## Given request
Extract the complete data exactly as given.

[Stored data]
════════════════

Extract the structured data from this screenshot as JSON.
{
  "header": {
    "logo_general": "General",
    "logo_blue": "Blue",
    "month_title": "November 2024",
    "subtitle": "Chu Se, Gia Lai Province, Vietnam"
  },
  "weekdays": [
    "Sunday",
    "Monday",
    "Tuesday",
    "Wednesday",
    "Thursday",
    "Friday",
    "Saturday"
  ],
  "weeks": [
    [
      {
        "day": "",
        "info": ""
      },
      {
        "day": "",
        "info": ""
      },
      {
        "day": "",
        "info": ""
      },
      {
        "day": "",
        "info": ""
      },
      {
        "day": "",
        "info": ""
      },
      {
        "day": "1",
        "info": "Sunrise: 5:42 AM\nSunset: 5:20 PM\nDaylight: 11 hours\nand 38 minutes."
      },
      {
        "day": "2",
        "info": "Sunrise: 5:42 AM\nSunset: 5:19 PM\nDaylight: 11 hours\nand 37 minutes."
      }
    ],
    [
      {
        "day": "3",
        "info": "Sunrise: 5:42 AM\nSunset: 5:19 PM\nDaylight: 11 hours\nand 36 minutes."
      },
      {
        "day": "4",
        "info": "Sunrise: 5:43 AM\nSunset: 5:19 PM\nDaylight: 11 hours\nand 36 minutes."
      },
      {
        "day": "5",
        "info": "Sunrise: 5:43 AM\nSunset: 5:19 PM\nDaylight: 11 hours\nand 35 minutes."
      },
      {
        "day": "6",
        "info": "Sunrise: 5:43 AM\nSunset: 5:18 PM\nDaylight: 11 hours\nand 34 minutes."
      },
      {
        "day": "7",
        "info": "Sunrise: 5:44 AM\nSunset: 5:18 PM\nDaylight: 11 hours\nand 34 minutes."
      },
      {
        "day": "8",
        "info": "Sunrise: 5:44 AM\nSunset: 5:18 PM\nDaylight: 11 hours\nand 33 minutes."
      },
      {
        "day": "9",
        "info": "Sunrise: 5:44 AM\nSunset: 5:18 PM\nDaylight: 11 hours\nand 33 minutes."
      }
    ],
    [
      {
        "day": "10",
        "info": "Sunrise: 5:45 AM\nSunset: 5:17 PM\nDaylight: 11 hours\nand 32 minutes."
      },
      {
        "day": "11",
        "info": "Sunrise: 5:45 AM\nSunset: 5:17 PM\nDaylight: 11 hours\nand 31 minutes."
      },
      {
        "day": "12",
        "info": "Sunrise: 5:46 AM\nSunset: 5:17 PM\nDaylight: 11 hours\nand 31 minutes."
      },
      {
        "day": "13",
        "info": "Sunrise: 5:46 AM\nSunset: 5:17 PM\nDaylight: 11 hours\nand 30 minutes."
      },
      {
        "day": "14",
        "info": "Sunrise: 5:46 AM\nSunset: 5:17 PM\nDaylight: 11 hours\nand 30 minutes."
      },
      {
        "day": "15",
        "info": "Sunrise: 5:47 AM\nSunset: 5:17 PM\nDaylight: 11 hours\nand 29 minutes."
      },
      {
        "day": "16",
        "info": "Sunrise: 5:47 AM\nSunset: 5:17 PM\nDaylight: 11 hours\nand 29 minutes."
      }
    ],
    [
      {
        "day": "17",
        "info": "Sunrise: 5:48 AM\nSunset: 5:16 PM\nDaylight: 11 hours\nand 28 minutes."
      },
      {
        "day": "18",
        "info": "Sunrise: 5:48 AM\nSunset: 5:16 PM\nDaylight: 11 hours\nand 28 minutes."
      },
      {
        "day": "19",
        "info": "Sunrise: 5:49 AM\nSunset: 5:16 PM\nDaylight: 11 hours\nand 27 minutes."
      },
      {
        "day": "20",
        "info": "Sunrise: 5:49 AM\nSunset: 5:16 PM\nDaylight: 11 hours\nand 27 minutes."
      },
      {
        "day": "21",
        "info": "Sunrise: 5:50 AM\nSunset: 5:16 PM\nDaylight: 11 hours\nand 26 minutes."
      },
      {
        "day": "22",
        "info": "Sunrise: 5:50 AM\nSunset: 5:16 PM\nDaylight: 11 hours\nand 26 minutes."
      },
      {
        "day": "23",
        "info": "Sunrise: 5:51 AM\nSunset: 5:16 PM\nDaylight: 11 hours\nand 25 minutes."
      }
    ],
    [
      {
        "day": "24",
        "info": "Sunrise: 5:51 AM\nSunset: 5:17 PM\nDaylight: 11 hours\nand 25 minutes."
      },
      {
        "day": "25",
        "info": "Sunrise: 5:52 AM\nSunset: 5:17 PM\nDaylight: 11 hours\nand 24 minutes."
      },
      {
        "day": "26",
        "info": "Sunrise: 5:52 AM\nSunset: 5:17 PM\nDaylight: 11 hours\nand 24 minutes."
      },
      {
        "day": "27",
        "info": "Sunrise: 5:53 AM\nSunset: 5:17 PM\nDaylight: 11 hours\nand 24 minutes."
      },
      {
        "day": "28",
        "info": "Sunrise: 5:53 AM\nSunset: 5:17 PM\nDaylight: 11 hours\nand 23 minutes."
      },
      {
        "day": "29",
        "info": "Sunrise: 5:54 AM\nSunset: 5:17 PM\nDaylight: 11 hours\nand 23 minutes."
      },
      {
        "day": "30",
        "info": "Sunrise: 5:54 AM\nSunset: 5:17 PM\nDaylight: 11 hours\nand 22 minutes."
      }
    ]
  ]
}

════════════════

## Completed task
Extract the structured data from this screenshot as JSON.
{
  "header": {
    "logo_general": "General",
    "logo_blue": "Blue",
    "month_title": "November 2024",
    "subtitle": "Chu Se, Gia Lai Province, Vietnam"
  },
  "weekdays": [
    "Sunday",
    "Monday",
    "Tuesday",
    "Wednesday",
    "Thursday",
    "Friday",
    "Saturday"
  ],
  "weeks": [
    [
      {
        "day": "",
        "info": ""
      },
      {
        "day": "",
        "info": ""
      },
      {
        "day": "",
        "info": ""
      },
      {
        "day": "",
        "info": ""
      },
      {
        "day": "",
        "info": ""
      },
      {
        "day": "1",
        "info": "Sunrise: 5:42 AM\nSunset: 5:20 PM\nDaylight: 11 hours\nand 38 minutes."
      },
      {
        "day": "2",
        "info": "Sunrise: 5:42 AM\nSunset: 5:19 PM\nDaylight: 11 hours\nand 37 minutes."
      }
    ],
    [
      {
        "day": "3",
        "info": "Sunrise: 5:42 AM\nSunset: 5:19 PM\nDaylight: 11 hours\nand 36 minutes."
      },
      {
        "day": "4",
        "info": "Sunrise: 5:43 AM\nSunset: 5:19 PM\nDaylight: 11 hours\nand 36 minutes."
      },
      {
        "day": "5",
        "info": "Sunrise: 5:43 AM\nSunset: 5:19 PM\nDaylight: 11 hours\nand 35 minutes."
      },
      {
        "day": "6",
        "info": "Sunrise: 5:43 AM\nSunset: 5:18 PM\nDaylight: 11 hours\nand 34 minutes."
      },
      {
        "day": "7",
        "info": "Sunrise: 5:44 AM\nSunset: 5:18 PM\nDaylight: 11 hours\nand 34 minutes."
      },
      {
        "day": "8",
        "info": "Sunrise: 5:44 AM\nSunset: 5:18 PM\nDaylight: 11 hours\nand 33 minutes."
      },
      {
        "day": "9",
        "info": "Sunrise: 5:44 AM\nSunset: 5:18 PM\nDaylight: 11 hours\nand 33 minutes."
      }
    ],
    [
      {
        "day": "10",
        "info": "Sunrise: 5:45 AM\nSunset: 5:17 PM\nDaylight: 11 hours\nand 32 minutes."
      },
      {
        "day": "11",
        "info": "Sunrise: 5:45 AM\nSunset: 5:17 PM\nDaylight: 11 hours\nand 31 minutes."
      },
      {
        "day": "12",
        "info": "Sunrise: 5:46 AM\nSunset: 5:17 PM\nDaylight: 11 hours\nand 31 minutes."
      },
      {
        "day": "13",
        "info": "Sunrise: 5:46 AM\nSunset: 5:17 PM\nDaylight: 11 hours\nand 30 minutes."
      },
      {
        "day": "14",
        "info": "Sunrise: 5:46 AM\nSunset: 5:17 PM\nDaylight: 11 hours\nand 30 minutes."
      },
      {
        "day": "15",
        "info": "Sunrise: 5:47 AM\nSunset: 5:17 PM\nDaylight: 11 hours\nand 29 minutes."
      },
      {
        "day": "16",
        "info": "Sunrise: 5:47 AM\nSunset: 5:17 PM\nDaylight: 11 hours\nand 29 minutes."
      }
    ],
    [
      {
        "day": "17",
        "info": "Sunrise: 5:48 AM\nSunset: 5:16 PM\nDaylight: 11 hours\nand 28 minutes."
      },
      {
        "day": "18",
        "info": "Sunrise: 5:48 AM\nSunset: 5:16 PM\nDaylight: 11 hours\nand 28 minutes."
      },
      {
        "day": "19",
        "info": "Sunrise: 5:49 AM\nSunset: 5:16 PM\nDaylight: 11 hours\nand 27 minutes."
      },
      {
        "day": "20",
        "info": "Sunrise: 5:49 AM\nSunset: 5:16 PM\nDaylight: 11 hours\nand 27 minutes."
      },
      {
        "day": "21",
        "info": "Sunrise: 5:50 AM\nSunset: 5:16 PM\nDaylight: 11 hours\nand 26 minutes."
      },
      {
        "day": "22",
        "info": "Sunrise: 5:50 AM\nSunset: 5:16 PM\nDaylight: 11 hours\nand 26 minutes."
      },
      {
        "day": "23",
        "info": "Sunrise: 5:51 AM\nSunset: 5:16 PM\nDaylight: 11 hours\nand 25 minutes."
      }
    ],
    [
      {
        "day": "24",
        "info": "Sunrise: 5:51 AM\nSunset: 5:17 PM\nDaylight: 11 hours\nand 25 minutes."
      },
      {
        "day": "25",
        "info": "Sunrise: 5:52 AM\nSunset: 5:17 PM\nDaylight: 11 hours\nand 24 minutes."
      },
      {
        "day": "26",
        "info": "Sunrise: 5:52 AM\nSunset: 5:17 PM\nDaylight: 11 hours\nand 24 minutes."
      },
      {
        "day": "27",
        "info": "Sunrise: 5:53 AM\nSunset: 5:17 PM\nDaylight: 11 hours\nand 24 minutes."
      },
      {
        "day": "28",
        "info": "Sunrise: 5:53 AM\nSunset: 5:17 PM\nDaylight: 11 hours\nand 23 minutes."
      },
      {
        "day": "29",
        "info": "Sunrise: 5:54 AM\nSunset: 5:17 PM\nDaylight: 11 hours\nand 23 minutes."
      },
      {
        "day": "30",
        "info": "Sunrise: 5:54 AM\nSunset: 5:17 PM\nDaylight: 11 hours\nand 22 minutes."
      }
    ]
  ]
}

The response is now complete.